▶ **Your instructions**:
Reproduce the part of the bounding box entries that opens with the line containing "- plot-area: [69, 175, 1548, 754]" and closes with the line containing "- page-title: Número", both of those lines included.

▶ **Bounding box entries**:
□ □ □ □ □ □ □

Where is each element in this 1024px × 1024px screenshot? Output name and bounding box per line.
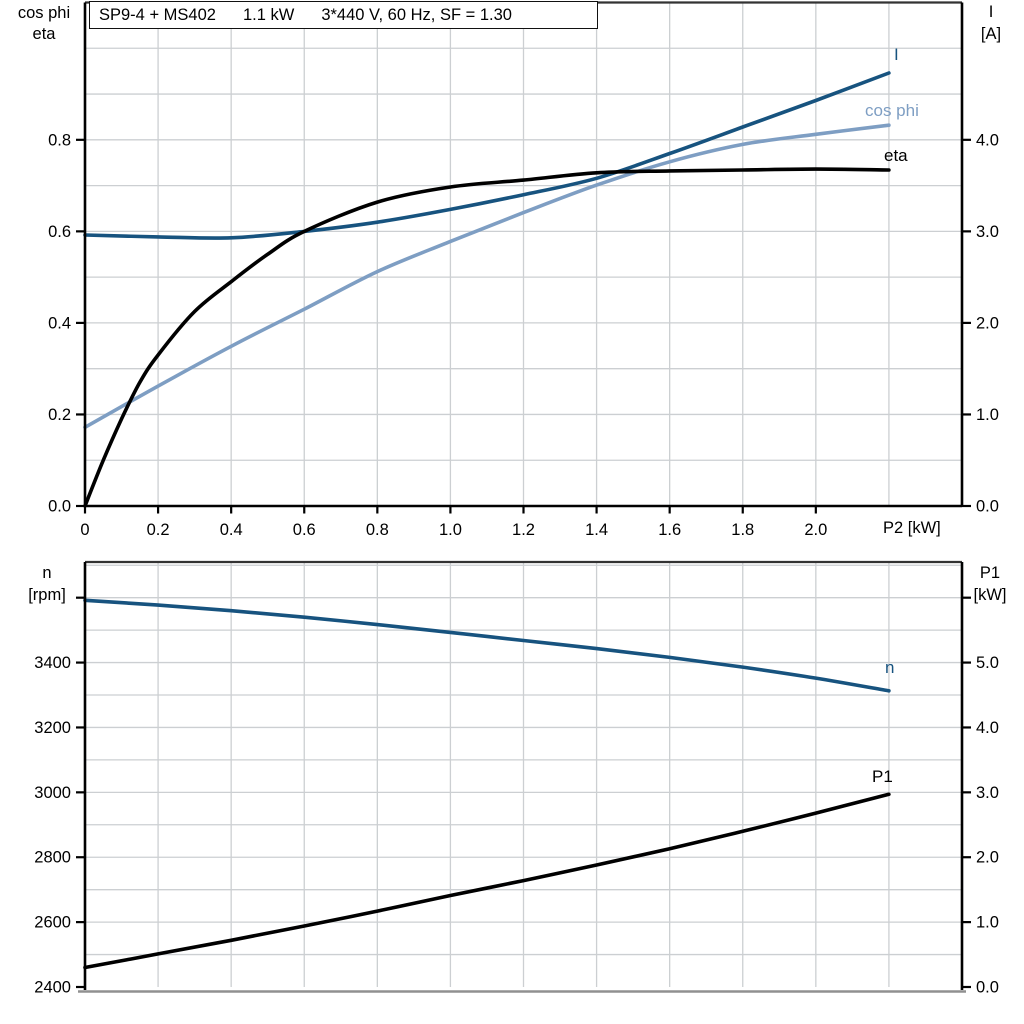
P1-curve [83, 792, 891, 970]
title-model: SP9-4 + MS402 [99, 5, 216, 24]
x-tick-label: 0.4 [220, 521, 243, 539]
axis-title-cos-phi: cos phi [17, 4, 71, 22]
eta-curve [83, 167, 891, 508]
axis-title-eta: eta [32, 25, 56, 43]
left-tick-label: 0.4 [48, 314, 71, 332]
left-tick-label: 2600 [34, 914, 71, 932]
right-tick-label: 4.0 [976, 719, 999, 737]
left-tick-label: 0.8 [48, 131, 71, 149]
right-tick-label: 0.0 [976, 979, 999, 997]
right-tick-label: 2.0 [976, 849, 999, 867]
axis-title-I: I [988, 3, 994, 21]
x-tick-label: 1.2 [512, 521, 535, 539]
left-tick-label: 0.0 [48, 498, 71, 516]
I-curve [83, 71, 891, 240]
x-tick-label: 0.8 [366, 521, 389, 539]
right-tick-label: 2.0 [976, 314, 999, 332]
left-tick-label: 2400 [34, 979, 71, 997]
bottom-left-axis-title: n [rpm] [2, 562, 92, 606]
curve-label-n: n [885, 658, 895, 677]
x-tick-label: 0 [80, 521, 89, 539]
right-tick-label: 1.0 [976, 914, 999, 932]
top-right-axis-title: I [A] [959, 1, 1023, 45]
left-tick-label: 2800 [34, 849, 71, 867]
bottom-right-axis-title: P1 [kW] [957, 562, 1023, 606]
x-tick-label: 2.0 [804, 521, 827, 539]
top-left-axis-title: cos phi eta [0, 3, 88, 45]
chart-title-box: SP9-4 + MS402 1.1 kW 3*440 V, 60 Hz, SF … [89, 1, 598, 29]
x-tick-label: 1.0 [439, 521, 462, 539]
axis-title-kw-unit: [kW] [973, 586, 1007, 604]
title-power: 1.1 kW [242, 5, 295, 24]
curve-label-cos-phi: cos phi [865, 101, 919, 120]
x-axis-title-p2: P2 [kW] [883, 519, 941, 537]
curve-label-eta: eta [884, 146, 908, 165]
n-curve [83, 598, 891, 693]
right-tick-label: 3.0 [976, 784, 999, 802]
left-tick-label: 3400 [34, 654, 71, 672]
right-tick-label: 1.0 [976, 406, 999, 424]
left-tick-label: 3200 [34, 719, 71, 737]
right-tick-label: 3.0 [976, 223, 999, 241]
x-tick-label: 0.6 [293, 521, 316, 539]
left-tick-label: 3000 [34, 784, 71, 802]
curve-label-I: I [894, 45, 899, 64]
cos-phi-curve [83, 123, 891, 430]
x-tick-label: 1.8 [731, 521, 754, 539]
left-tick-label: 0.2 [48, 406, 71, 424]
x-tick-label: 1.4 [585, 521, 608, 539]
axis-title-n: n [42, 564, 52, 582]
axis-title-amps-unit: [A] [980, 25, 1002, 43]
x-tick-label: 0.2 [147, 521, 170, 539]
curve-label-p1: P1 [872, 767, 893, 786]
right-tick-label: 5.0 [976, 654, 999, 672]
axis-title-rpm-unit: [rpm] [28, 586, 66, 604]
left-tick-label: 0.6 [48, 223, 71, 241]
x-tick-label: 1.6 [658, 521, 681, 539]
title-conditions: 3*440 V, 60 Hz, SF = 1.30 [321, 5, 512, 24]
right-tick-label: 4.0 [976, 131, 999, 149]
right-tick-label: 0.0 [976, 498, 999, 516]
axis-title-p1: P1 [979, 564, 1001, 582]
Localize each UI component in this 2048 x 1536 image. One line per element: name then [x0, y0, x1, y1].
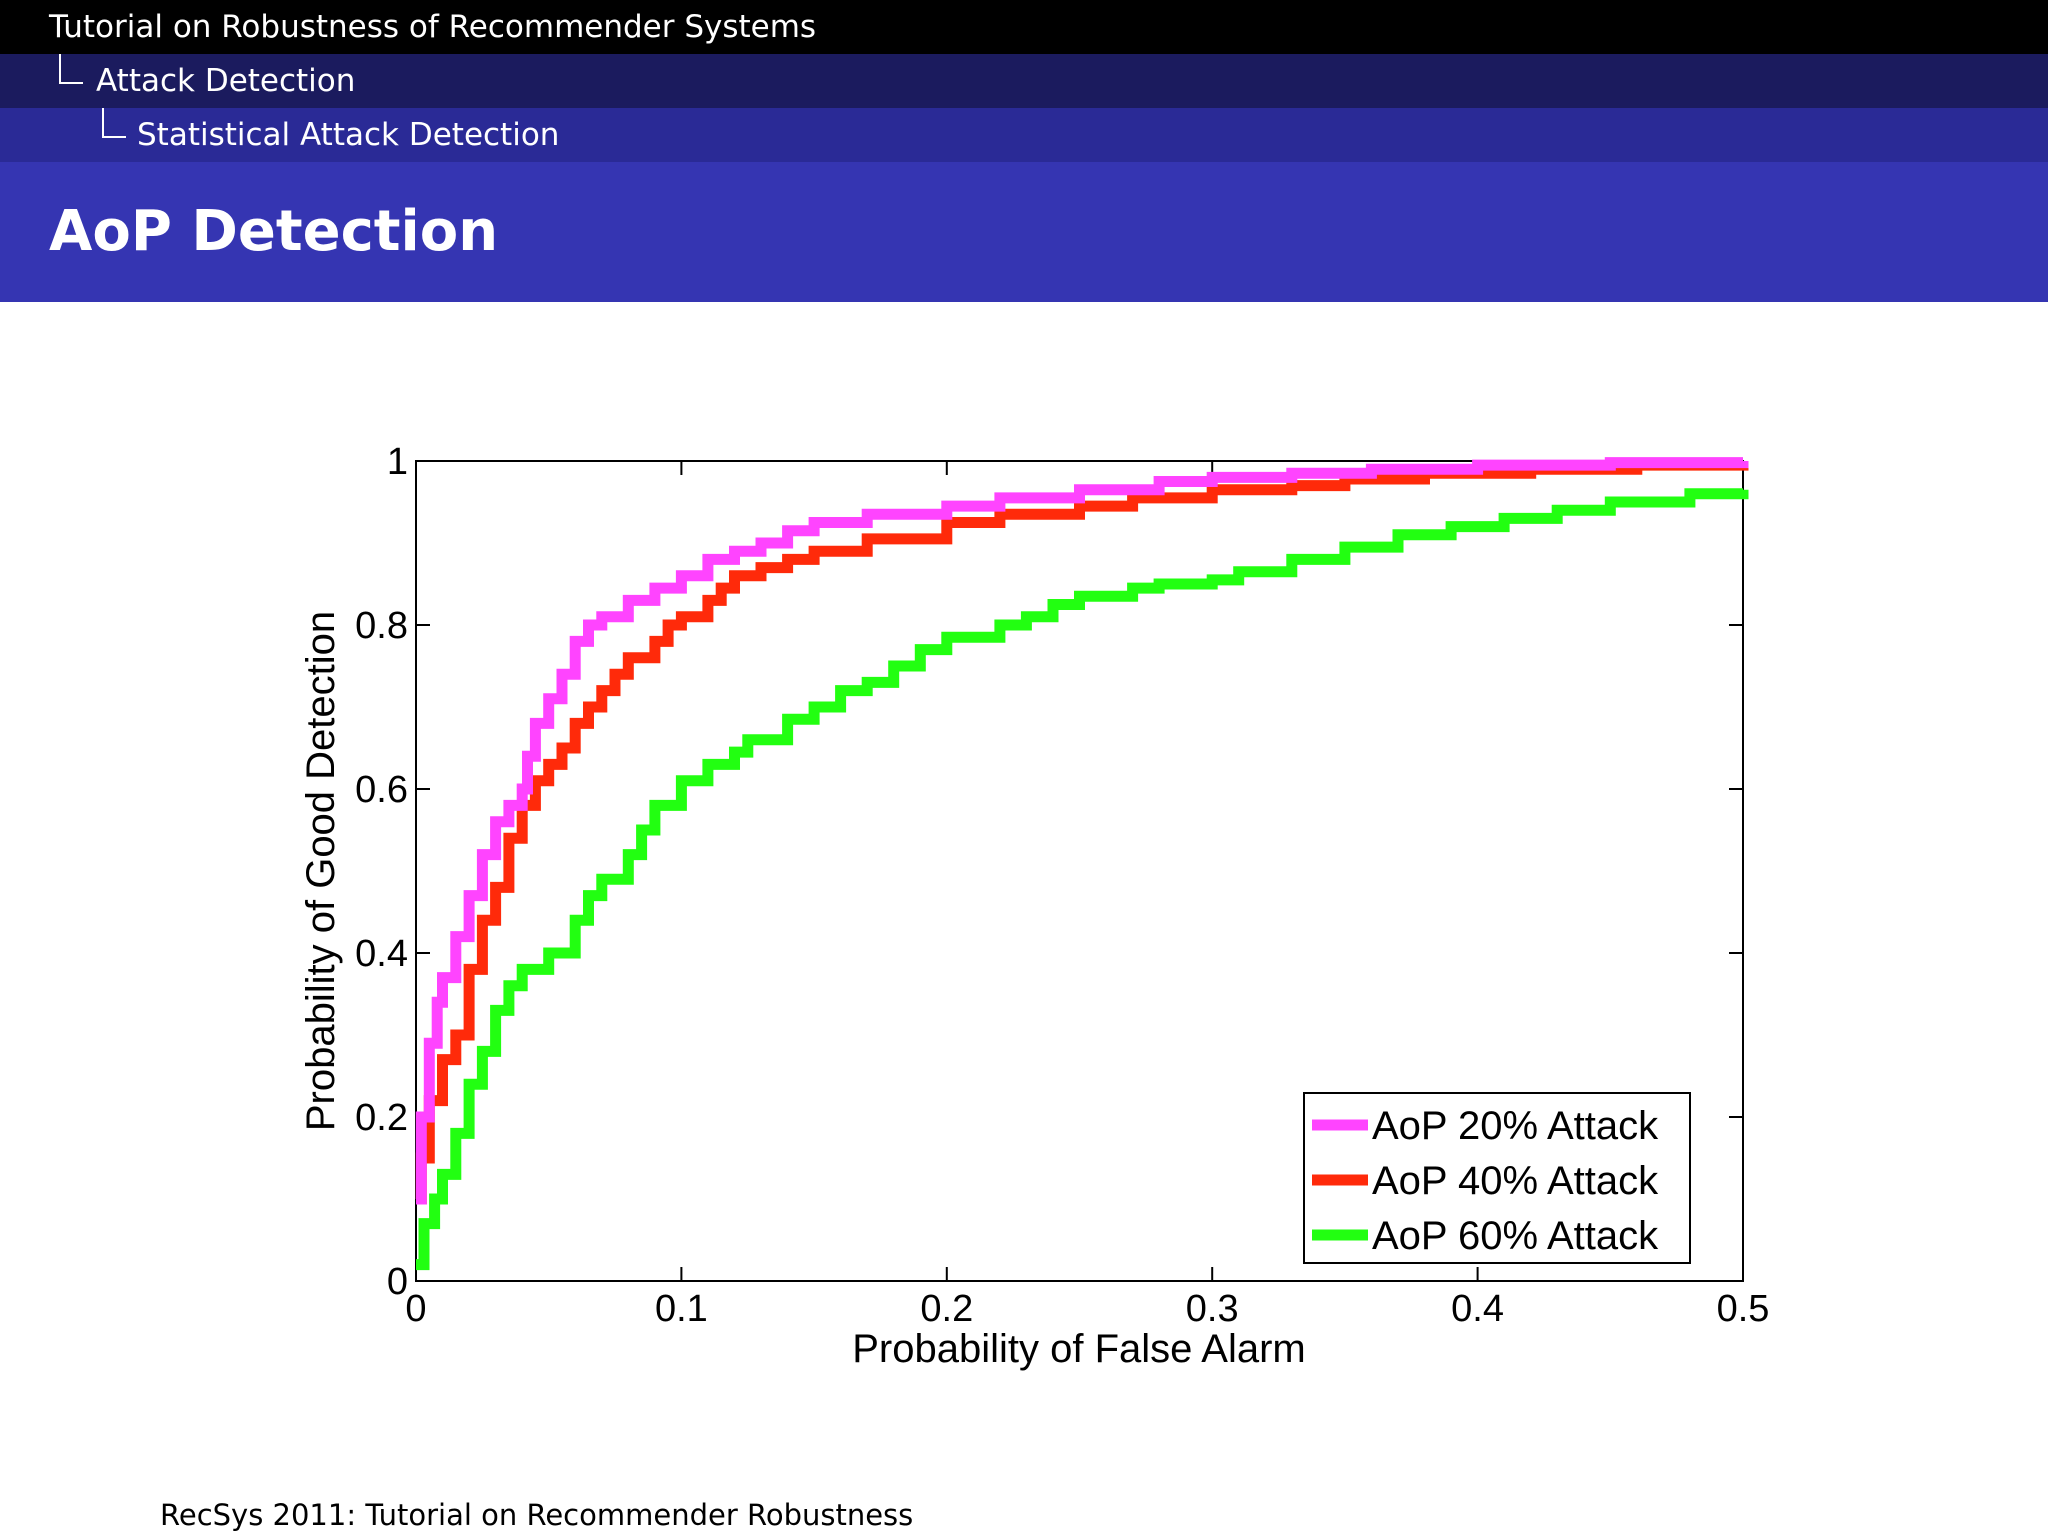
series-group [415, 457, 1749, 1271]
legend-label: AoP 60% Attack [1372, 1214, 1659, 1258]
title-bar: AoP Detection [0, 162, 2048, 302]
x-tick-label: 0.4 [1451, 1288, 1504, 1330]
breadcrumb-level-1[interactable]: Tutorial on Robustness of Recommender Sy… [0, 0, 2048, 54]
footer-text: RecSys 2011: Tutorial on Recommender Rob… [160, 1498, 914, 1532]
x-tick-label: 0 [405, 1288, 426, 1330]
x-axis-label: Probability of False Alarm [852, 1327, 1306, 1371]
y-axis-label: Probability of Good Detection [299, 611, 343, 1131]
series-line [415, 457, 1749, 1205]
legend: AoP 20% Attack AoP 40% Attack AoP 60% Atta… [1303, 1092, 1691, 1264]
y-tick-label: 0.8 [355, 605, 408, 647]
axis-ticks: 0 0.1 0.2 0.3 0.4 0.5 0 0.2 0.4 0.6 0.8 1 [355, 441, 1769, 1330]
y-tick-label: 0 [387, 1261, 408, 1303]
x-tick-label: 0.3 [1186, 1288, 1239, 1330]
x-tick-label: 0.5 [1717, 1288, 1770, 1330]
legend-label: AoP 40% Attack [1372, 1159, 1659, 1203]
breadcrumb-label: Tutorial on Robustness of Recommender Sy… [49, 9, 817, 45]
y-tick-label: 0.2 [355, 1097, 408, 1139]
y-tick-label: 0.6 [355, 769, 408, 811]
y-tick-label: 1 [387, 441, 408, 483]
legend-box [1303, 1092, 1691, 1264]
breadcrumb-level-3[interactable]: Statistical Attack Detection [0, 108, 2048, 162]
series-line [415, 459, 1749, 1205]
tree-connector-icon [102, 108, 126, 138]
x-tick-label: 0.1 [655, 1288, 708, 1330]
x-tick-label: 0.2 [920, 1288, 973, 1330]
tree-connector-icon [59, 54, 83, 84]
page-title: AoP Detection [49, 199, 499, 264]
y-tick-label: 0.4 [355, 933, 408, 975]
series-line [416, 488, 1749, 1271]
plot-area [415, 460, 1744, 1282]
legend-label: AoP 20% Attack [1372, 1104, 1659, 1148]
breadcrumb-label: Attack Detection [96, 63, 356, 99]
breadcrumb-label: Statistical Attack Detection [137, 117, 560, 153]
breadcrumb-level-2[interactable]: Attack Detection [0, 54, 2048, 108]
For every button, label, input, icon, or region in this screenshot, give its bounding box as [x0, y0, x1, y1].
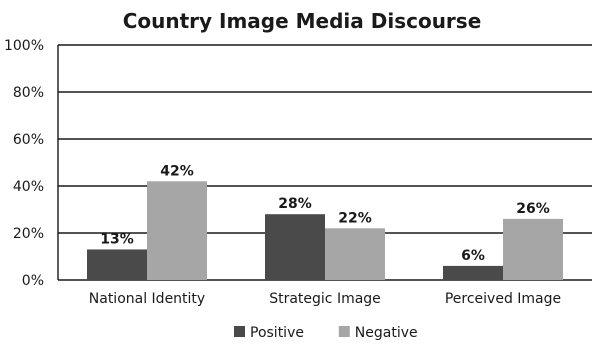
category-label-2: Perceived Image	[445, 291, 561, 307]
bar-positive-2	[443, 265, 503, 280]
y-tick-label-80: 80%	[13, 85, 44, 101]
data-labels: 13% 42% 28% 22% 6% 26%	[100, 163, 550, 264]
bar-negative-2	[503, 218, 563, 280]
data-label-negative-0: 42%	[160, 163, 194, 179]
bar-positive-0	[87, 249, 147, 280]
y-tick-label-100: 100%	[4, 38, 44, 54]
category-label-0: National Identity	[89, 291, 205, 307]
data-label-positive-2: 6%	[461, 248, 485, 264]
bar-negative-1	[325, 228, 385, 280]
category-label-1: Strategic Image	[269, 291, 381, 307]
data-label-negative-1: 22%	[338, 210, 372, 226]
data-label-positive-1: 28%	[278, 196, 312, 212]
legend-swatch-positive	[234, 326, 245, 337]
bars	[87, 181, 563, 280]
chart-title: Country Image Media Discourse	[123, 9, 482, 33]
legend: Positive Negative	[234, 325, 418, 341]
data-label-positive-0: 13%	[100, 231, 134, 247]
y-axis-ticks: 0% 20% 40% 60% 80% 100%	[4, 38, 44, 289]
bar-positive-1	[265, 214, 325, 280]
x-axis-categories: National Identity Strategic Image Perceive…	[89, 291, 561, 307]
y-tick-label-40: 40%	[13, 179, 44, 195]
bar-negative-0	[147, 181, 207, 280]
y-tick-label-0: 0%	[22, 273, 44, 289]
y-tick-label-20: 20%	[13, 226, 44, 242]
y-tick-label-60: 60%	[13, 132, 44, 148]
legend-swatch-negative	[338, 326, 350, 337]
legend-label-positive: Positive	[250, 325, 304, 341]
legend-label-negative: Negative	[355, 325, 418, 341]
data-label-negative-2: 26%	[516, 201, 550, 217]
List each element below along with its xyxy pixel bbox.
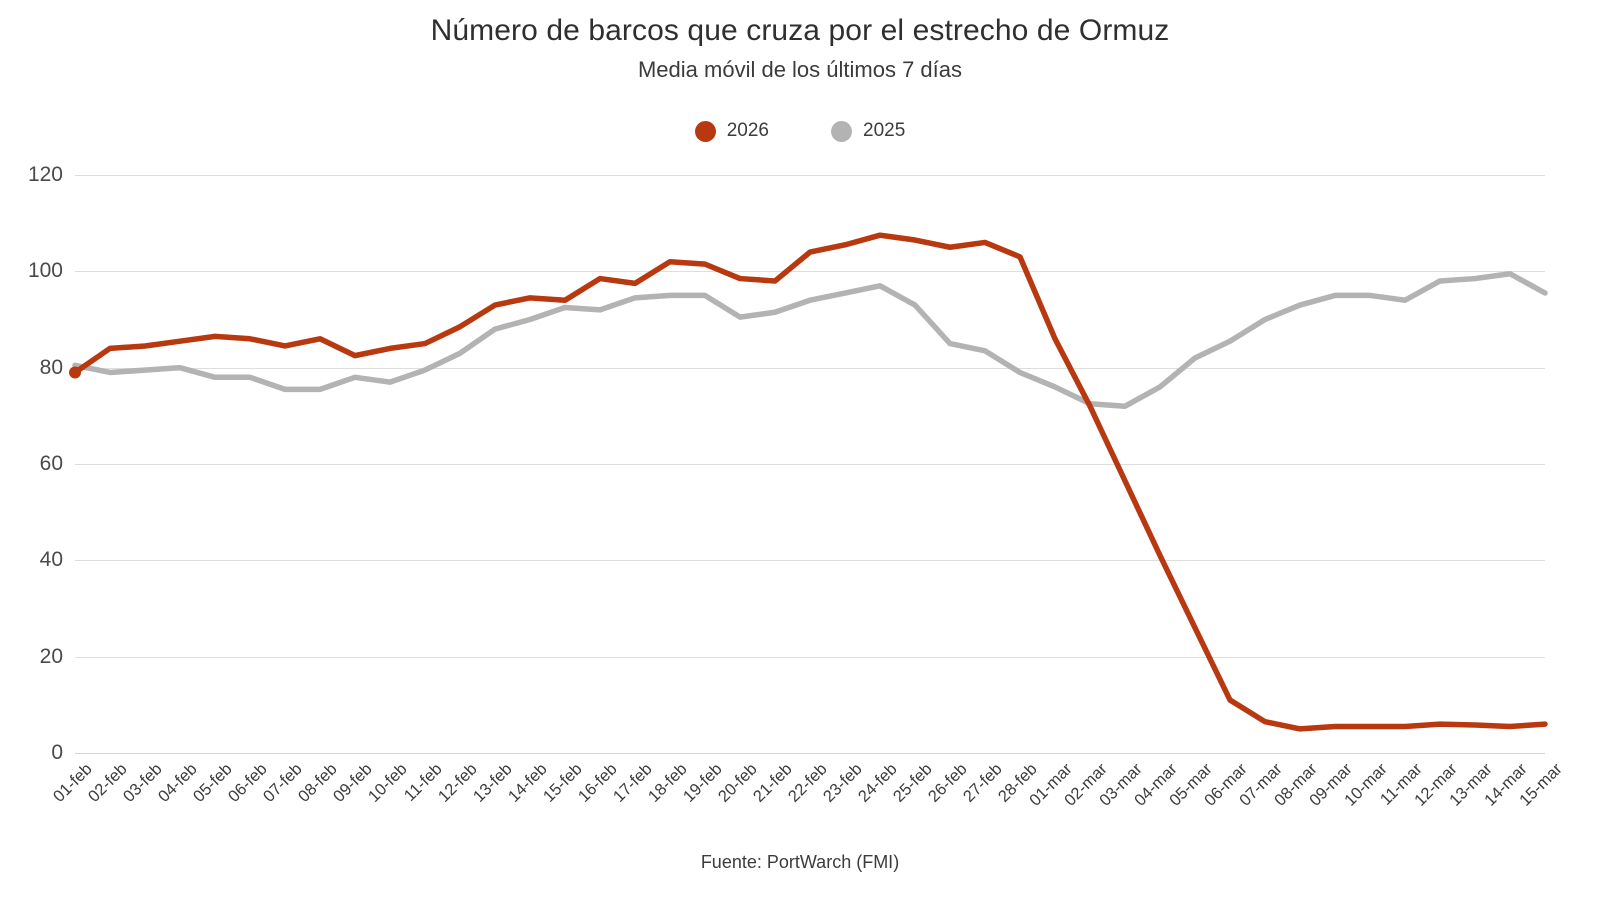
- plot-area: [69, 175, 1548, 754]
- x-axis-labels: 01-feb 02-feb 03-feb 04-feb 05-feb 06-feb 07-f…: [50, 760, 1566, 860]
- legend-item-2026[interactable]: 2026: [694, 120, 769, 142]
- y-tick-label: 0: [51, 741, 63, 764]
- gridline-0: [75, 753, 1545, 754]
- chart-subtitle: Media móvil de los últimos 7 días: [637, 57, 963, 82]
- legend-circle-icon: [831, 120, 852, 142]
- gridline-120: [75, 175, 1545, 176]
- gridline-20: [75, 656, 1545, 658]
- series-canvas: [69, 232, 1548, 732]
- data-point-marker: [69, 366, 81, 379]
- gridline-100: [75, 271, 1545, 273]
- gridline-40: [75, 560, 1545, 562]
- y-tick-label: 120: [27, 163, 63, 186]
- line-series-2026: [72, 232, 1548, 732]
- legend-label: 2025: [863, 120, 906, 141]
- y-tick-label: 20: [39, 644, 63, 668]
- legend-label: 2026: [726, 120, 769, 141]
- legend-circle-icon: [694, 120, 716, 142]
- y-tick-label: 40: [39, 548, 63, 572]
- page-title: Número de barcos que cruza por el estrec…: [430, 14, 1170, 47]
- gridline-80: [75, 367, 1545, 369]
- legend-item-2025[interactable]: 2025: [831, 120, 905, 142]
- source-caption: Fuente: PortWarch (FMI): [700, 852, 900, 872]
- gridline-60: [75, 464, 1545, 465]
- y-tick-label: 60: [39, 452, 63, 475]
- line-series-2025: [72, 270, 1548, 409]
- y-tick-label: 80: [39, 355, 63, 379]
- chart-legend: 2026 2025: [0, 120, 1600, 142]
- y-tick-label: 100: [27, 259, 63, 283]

□ □ □ □ □ □ □

▶ **The reply**:
- plot-area: [69, 175, 1548, 754]
- x-axis-labels: 01-feb 02-feb 03-feb 04-feb 05-feb 06-feb 07-f…: [50, 760, 1566, 860]
- legend-item-2026[interactable]: 2026: [694, 120, 769, 142]
- y-tick-label: 0: [51, 741, 63, 764]
- gridline-0: [75, 753, 1545, 754]
- chart-subtitle: Media móvil de los últimos 7 días: [637, 57, 963, 82]
- legend-circle-icon: [831, 120, 852, 142]
- gridline-120: [75, 175, 1545, 176]
- gridline-20: [75, 656, 1545, 658]
- series-canvas: [69, 232, 1548, 732]
- data-point-marker: [69, 366, 81, 379]
- gridline-100: [75, 271, 1545, 273]
- gridline-40: [75, 560, 1545, 562]
- y-tick-label: 120: [27, 163, 63, 186]
- line-series-2026: [72, 232, 1548, 732]
- legend-label: 2025: [863, 120, 906, 141]
- y-tick-label: 20: [39, 644, 63, 668]
- legend-label: 2026: [726, 120, 769, 141]
- legend-circle-icon: [694, 120, 716, 142]
- y-tick-label: 40: [39, 548, 63, 572]
- page-title: Número de barcos que cruza por el estrec…: [430, 14, 1170, 47]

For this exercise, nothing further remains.